Your task is to copy every record exactly.

Dataset items
◆ ◆ ◆ ◆
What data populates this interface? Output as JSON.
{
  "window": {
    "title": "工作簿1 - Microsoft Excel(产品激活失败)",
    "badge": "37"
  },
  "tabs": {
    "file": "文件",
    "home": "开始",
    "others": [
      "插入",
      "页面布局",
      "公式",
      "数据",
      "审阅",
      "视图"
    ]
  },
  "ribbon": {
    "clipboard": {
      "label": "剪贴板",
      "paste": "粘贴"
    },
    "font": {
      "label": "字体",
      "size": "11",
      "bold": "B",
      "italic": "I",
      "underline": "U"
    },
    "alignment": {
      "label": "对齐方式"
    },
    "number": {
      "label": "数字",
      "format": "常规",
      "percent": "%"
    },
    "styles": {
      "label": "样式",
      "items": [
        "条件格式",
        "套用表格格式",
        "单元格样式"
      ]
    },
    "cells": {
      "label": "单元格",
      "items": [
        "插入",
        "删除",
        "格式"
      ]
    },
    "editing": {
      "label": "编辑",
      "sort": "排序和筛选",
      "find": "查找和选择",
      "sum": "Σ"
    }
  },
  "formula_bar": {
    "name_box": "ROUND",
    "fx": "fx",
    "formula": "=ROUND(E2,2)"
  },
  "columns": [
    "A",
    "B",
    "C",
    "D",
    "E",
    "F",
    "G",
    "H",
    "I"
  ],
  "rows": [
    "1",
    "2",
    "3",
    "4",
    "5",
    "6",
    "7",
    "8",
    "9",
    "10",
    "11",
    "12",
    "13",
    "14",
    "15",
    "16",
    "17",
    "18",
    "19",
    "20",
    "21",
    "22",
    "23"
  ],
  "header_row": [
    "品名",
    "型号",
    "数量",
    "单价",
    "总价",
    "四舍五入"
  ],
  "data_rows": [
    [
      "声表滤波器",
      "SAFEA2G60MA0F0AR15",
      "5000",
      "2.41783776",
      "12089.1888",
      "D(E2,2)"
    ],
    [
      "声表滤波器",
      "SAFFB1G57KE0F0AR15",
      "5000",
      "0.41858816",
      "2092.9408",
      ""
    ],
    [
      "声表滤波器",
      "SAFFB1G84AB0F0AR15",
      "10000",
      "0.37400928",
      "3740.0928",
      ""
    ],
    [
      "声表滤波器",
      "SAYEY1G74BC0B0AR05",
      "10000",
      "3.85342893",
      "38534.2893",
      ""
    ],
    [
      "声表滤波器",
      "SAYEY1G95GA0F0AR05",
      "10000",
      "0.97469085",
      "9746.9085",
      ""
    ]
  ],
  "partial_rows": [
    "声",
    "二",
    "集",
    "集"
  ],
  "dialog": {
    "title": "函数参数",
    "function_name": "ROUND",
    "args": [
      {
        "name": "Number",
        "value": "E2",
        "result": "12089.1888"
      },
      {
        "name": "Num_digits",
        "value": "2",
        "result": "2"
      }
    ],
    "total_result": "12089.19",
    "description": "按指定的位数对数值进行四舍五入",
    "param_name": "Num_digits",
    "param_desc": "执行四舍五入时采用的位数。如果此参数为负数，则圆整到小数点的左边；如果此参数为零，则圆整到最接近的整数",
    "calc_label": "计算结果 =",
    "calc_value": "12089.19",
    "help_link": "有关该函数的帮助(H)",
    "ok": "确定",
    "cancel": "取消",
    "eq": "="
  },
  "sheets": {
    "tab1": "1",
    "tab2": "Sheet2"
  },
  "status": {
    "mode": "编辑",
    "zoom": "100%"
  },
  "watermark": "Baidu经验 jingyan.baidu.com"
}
◆ ◆ ◆ ◆
> _OUTPUT FOR THIS TASK_:
What data populates this interface? Output as JSON.
{
  "window": {
    "title": "工作簿1 - Microsoft Excel(产品激活失败)",
    "badge": "37"
  },
  "tabs": {
    "file": "文件",
    "home": "开始",
    "others": [
      "插入",
      "页面布局",
      "公式",
      "数据",
      "审阅",
      "视图"
    ]
  },
  "ribbon": {
    "clipboard": {
      "label": "剪贴板",
      "paste": "粘贴"
    },
    "font": {
      "label": "字体",
      "size": "11",
      "bold": "B",
      "italic": "I",
      "underline": "U"
    },
    "alignment": {
      "label": "对齐方式"
    },
    "number": {
      "label": "数字",
      "format": "常规",
      "percent": "%"
    },
    "styles": {
      "label": "样式",
      "items": [
        "条件格式",
        "套用表格格式",
        "单元格样式"
      ]
    },
    "cells": {
      "label": "单元格",
      "items": [
        "插入",
        "删除",
        "格式"
      ]
    },
    "editing": {
      "label": "编辑",
      "sort": "排序和筛选",
      "find": "查找和选择",
      "sum": "Σ"
    }
  },
  "formula_bar": {
    "name_box": "ROUND",
    "fx": "fx",
    "formula": "=ROUND(E2,2)"
  },
  "columns": [
    "A",
    "B",
    "C",
    "D",
    "E",
    "F",
    "G",
    "H",
    "I"
  ],
  "rows": [
    "1",
    "2",
    "3",
    "4",
    "5",
    "6",
    "7",
    "8",
    "9",
    "10",
    "11",
    "12",
    "13",
    "14",
    "15",
    "16",
    "17",
    "18",
    "19",
    "20",
    "21",
    "22",
    "23"
  ],
  "header_row": [
    "品名",
    "型号",
    "数量",
    "单价",
    "总价",
    "四舍五入"
  ],
  "data_rows": [
    [
      "声表滤波器",
      "SAFEA2G60MA0F0AR15",
      "5000",
      "2.41783776",
      "12089.1888",
      "D(E2,2)"
    ],
    [
      "声表滤波器",
      "SAFFB1G57KE0F0AR15",
      "5000",
      "0.41858816",
      "2092.9408",
      ""
    ],
    [
      "声表滤波器",
      "SAFFB1G84AB0F0AR15",
      "10000",
      "0.37400928",
      "3740.0928",
      ""
    ],
    [
      "声表滤波器",
      "SAYEY1G74BC0B0AR05",
      "10000",
      "3.85342893",
      "38534.2893",
      ""
    ],
    [
      "声表滤波器",
      "SAYEY1G95GA0F0AR05",
      "10000",
      "0.97469085",
      "9746.9085",
      ""
    ]
  ],
  "partial_rows": [
    "声",
    "二",
    "集",
    "集"
  ],
  "dialog": {
    "title": "函数参数",
    "function_name": "ROUND",
    "args": [
      {
        "name": "Number",
        "value": "E2",
        "result": "12089.1888"
      },
      {
        "name": "Num_digits",
        "value": "2",
        "result": "2"
      }
    ],
    "total_result": "12089.19",
    "description": "按指定的位数对数值进行四舍五入",
    "param_name": "Num_digits",
    "param_desc": "执行四舍五入时采用的位数。如果此参数为负数，则圆整到小数点的左边；如果此参数为零，则圆整到最接近的整数",
    "calc_label": "计算结果 =",
    "calc_value": "12089.19",
    "help_link": "有关该函数的帮助(H)",
    "ok": "确定",
    "cancel": "取消",
    "eq": "="
  },
  "sheets": {
    "tab1": "1",
    "tab2": "Sheet2"
  },
  "status": {
    "mode": "编辑",
    "zoom": "100%"
  },
  "watermark": "Baidu经验 jingyan.baidu.com"
}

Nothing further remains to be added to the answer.